TASK:
Repeat only the lines below from the one that contains "Serialize everything readable" through the final line, exactly. Omit pictures.

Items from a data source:

(begin)

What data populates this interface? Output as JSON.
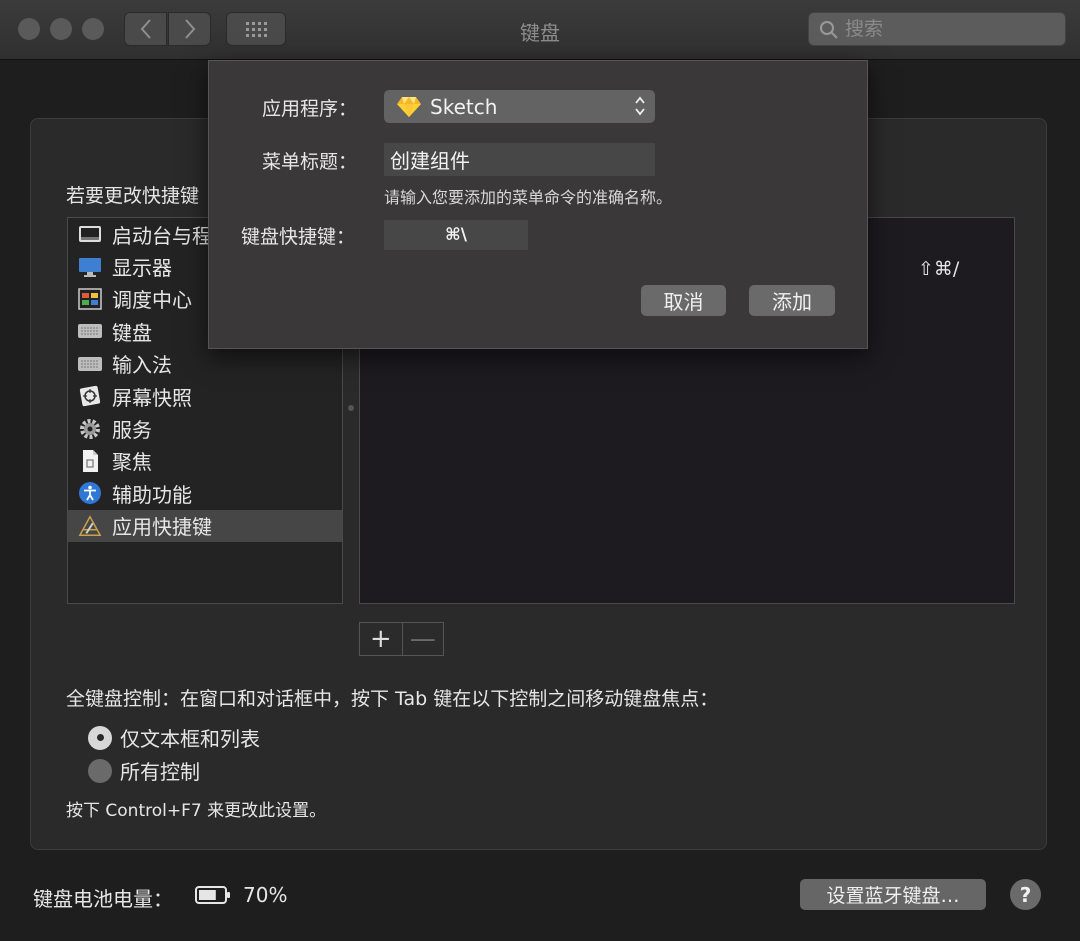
{
  "window": {
    "title": "键盘"
  },
  "search": {
    "placeholder": "搜索"
  },
  "main": {
    "instruction": "若要更改快捷键",
    "sidebar": {
      "items": [
        {
          "label": "启动台与程",
          "icon": "launchpad-icon"
        },
        {
          "label": "显示器",
          "icon": "display-icon"
        },
        {
          "label": "调度中心",
          "icon": "mission-control-icon"
        },
        {
          "label": "键盘",
          "icon": "keyboard-icon"
        },
        {
          "label": "输入法",
          "icon": "input-method-icon"
        },
        {
          "label": "屏幕快照",
          "icon": "screenshot-icon"
        },
        {
          "label": "服务",
          "icon": "gear-icon"
        },
        {
          "label": "聚焦",
          "icon": "spotlight-icon"
        },
        {
          "label": "辅助功能",
          "icon": "accessibility-icon"
        },
        {
          "label": "应用快捷键",
          "icon": "app-shortcuts-icon",
          "selected": true
        }
      ]
    },
    "shortcut_value": "⇧⌘/",
    "add_label": "+",
    "remove_label": "—",
    "full_keyboard_control": "全键盘控制：在窗口和对话框中，按下 Tab 键在以下控制之间移动键盘焦点：",
    "radio_options": [
      {
        "label": "仅文本框和列表",
        "selected": true
      },
      {
        "label": "所有控制",
        "selected": false
      }
    ],
    "hint": "按下 Control+F7 来更改此设置。"
  },
  "footer": {
    "battery_label": "键盘电池电量：",
    "battery_percent": "70%",
    "battery_level": 0.7,
    "bluetooth_button": "设置蓝牙键盘…",
    "help_label": "?"
  },
  "sheet": {
    "app_label": "应用程序：",
    "app_value": "Sketch",
    "menu_title_label": "菜单标题：",
    "menu_title_value": "创建组件",
    "menu_title_hint": "请输入您要添加的菜单命令的准确名称。",
    "shortcut_label": "键盘快捷键：",
    "shortcut_value": "⌘\\",
    "cancel_label": "取消",
    "add_label": "添加"
  },
  "colors": {
    "background": "#1e1e1e",
    "panel": "#2a2a2a",
    "selected_row": "#464646",
    "sketch_gem": "#f7b52c"
  }
}
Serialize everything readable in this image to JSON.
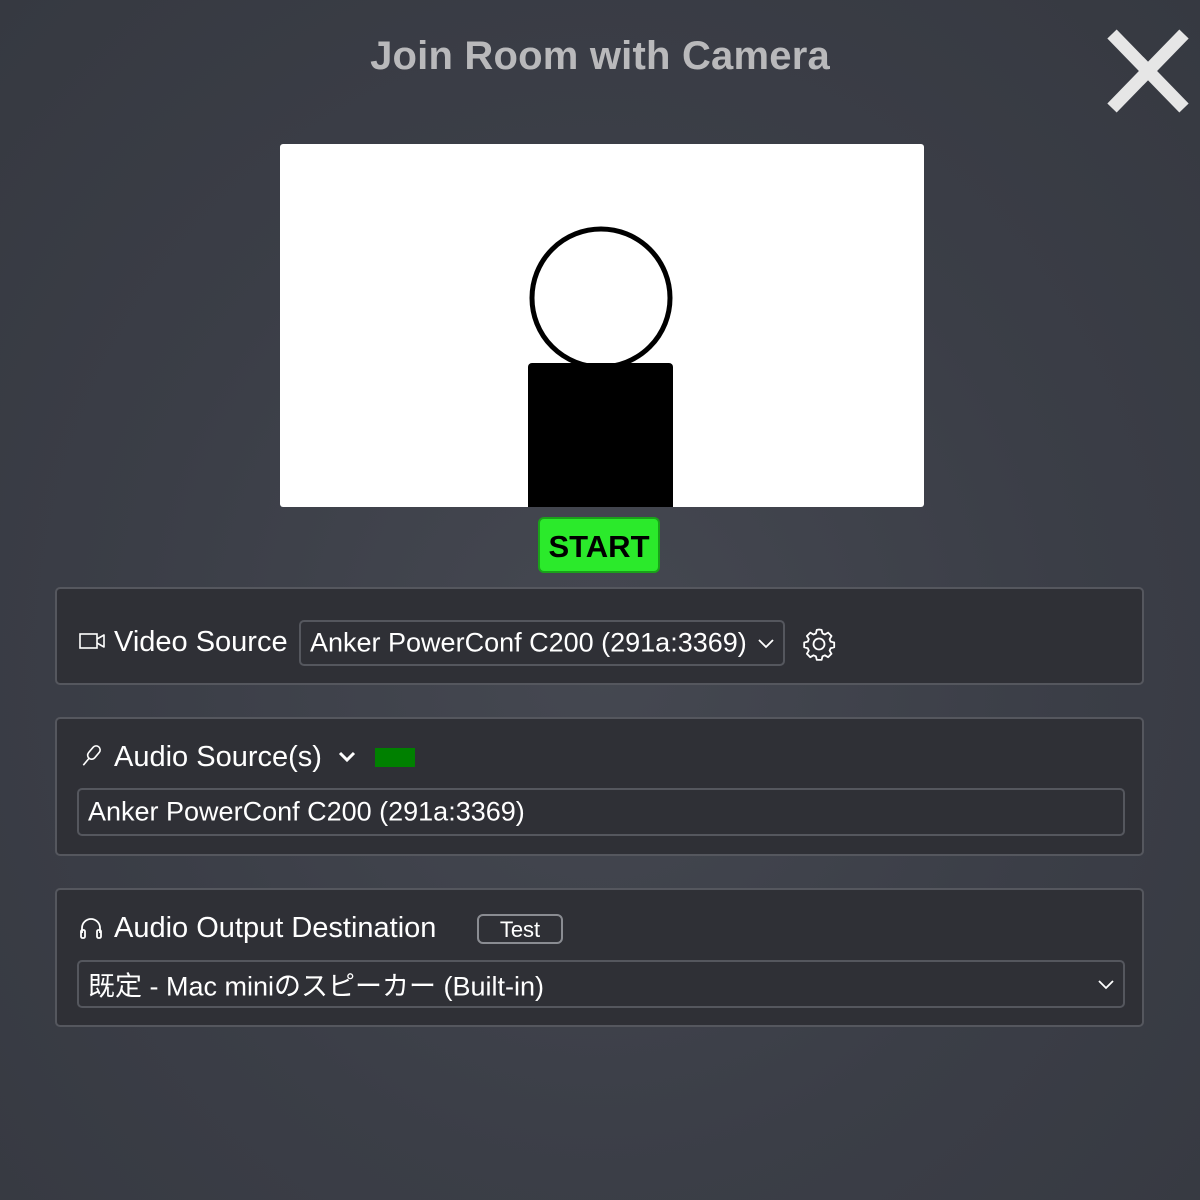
{
  "dialog": {
    "title": "Join Room with Camera"
  },
  "preview": {
    "start_label": "START"
  },
  "video": {
    "label": "Video Source",
    "selected": "Anker PowerConf C200 (291a:3369)",
    "icon": "video-camera-icon",
    "settings_icon": "gear-icon"
  },
  "audio": {
    "label": "Audio Source(s)",
    "selected": "Anker PowerConf C200 (291a:3369)",
    "icon": "microphone-icon",
    "level_color": "#008000"
  },
  "output": {
    "label": "Audio Output Destination",
    "test_label": "Test",
    "selected": "既定 - Mac miniのスピーカー (Built-in)",
    "icon": "headphones-icon"
  },
  "colors": {
    "background": "#3a3d46",
    "panel": "#2f3036",
    "start_button": "#2bea2b",
    "title": "#b9b9bb"
  }
}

(end)

COMPLETE RESPONSE:
Serialize everything readable in this image to JSON.
{
  "dialog": {
    "title": "Join Room with Camera"
  },
  "preview": {
    "start_label": "START"
  },
  "video": {
    "label": "Video Source",
    "selected": "Anker PowerConf C200 (291a:3369)",
    "icon": "video-camera-icon",
    "settings_icon": "gear-icon"
  },
  "audio": {
    "label": "Audio Source(s)",
    "selected": "Anker PowerConf C200 (291a:3369)",
    "icon": "microphone-icon",
    "level_color": "#008000"
  },
  "output": {
    "label": "Audio Output Destination",
    "test_label": "Test",
    "selected": "既定 - Mac miniのスピーカー (Built-in)",
    "icon": "headphones-icon"
  },
  "colors": {
    "background": "#3a3d46",
    "panel": "#2f3036",
    "start_button": "#2bea2b",
    "title": "#b9b9bb"
  }
}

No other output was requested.